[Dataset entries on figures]

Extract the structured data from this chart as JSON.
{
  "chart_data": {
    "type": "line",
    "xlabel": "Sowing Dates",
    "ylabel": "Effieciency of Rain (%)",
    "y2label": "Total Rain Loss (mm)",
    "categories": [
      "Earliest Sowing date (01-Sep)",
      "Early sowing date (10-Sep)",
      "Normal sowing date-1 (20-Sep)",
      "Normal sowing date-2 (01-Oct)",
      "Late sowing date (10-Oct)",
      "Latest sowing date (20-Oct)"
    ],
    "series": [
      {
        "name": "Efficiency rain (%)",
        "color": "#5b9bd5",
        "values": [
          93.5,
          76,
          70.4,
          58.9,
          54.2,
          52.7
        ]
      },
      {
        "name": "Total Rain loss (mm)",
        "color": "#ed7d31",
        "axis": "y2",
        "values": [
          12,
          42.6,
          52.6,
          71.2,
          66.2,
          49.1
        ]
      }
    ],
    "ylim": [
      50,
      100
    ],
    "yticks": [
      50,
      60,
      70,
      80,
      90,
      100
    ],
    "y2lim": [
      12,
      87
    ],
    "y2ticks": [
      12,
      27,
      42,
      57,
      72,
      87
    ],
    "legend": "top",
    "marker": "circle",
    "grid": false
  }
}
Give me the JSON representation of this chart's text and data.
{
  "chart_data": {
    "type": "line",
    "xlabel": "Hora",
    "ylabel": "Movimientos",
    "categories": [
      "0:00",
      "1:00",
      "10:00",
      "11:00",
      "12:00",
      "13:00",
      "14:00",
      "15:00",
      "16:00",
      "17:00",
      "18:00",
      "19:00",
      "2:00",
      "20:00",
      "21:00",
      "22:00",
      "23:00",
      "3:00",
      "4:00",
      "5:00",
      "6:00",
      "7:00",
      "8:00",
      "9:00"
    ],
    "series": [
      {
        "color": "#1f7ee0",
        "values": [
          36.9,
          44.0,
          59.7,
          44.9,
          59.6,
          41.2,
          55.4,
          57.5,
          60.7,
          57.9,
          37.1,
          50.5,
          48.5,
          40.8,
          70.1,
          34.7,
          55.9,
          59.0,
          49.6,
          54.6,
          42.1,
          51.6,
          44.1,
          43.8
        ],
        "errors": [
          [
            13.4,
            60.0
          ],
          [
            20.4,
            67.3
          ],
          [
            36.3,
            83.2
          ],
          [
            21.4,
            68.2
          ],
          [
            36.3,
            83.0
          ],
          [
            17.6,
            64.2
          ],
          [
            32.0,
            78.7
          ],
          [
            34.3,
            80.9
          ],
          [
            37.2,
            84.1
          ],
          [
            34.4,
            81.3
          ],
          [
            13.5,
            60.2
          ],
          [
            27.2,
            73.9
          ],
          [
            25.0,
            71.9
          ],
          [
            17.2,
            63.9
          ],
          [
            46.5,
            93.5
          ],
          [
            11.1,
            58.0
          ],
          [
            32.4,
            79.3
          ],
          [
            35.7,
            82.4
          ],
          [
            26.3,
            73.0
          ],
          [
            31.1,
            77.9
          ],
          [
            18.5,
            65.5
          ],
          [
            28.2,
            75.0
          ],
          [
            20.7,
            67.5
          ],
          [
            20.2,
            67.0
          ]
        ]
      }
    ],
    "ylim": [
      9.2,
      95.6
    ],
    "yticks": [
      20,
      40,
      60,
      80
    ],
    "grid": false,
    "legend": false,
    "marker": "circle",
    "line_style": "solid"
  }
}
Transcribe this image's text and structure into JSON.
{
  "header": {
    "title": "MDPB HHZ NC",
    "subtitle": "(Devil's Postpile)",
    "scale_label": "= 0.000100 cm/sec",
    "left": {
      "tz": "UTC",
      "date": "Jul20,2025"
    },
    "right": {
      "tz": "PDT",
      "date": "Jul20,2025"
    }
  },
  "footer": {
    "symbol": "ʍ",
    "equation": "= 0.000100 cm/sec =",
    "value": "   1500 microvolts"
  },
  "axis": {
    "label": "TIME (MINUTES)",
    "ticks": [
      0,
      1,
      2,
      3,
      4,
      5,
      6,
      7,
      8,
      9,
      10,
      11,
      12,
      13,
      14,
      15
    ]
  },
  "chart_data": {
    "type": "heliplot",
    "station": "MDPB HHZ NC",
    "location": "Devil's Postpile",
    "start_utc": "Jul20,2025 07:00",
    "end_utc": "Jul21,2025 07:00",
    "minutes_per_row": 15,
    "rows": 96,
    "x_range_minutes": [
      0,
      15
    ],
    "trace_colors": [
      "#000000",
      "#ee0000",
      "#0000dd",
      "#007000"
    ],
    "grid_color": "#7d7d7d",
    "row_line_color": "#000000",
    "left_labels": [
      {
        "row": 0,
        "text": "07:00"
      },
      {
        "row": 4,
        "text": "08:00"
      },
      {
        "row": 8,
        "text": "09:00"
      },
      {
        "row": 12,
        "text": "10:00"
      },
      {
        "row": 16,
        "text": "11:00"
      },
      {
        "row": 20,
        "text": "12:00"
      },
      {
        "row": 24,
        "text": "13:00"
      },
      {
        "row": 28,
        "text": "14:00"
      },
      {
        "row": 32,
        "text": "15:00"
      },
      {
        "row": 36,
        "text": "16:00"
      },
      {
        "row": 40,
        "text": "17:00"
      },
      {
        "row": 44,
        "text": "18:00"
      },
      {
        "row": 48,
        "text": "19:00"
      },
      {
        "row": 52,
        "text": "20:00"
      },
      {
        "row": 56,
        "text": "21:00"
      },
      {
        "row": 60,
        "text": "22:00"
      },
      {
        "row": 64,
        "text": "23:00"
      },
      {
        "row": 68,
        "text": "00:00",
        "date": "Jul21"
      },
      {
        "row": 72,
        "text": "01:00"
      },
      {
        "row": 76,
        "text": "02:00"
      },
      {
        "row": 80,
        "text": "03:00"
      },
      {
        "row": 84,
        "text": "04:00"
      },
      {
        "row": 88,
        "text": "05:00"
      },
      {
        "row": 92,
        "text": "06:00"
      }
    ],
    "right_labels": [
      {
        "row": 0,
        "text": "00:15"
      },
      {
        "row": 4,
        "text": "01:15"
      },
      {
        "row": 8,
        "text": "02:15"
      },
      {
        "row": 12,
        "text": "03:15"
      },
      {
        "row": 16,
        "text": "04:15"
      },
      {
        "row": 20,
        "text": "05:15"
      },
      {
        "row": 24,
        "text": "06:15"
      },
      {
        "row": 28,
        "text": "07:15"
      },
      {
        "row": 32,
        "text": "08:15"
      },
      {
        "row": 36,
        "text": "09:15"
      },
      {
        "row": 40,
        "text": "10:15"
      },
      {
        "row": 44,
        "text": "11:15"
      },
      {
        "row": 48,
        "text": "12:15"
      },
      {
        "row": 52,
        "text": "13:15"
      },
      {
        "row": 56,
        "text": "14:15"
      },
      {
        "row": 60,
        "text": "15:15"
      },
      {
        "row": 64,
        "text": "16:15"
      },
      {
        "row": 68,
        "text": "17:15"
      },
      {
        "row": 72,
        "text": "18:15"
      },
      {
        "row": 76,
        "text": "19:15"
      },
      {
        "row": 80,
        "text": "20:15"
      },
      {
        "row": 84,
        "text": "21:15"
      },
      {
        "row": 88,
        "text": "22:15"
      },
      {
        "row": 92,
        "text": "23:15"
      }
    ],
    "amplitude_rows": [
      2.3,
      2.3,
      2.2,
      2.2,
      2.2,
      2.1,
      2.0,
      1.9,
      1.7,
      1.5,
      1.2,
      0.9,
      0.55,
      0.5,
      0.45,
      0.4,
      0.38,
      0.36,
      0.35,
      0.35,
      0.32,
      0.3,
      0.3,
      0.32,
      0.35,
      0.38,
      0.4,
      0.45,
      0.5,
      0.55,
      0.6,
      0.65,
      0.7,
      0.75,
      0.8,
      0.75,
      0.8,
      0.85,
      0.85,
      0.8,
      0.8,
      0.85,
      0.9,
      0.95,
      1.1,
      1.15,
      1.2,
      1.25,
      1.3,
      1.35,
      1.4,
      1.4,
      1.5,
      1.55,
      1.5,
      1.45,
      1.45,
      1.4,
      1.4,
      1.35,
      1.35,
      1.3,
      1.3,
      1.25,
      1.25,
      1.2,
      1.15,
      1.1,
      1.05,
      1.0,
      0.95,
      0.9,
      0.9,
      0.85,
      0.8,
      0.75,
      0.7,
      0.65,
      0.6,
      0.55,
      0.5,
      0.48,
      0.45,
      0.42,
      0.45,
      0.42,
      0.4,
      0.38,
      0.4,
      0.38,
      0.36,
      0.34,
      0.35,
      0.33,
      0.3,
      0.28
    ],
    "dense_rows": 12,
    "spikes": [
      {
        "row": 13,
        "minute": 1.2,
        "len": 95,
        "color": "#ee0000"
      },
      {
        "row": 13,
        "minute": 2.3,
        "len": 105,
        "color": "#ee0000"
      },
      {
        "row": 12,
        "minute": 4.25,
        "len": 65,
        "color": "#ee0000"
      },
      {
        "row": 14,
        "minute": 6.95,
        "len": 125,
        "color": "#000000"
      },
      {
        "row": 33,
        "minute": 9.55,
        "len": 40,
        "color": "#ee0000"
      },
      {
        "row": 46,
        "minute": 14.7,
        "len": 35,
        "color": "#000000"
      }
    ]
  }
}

## [Given instruction]
List all lines holding the string "JSON".

## [Solution for this task]
Extract the structured data from this chart as JSON.
Give me the JSON representation of this chart's text and data.
Transcribe this image's text and structure into JSON.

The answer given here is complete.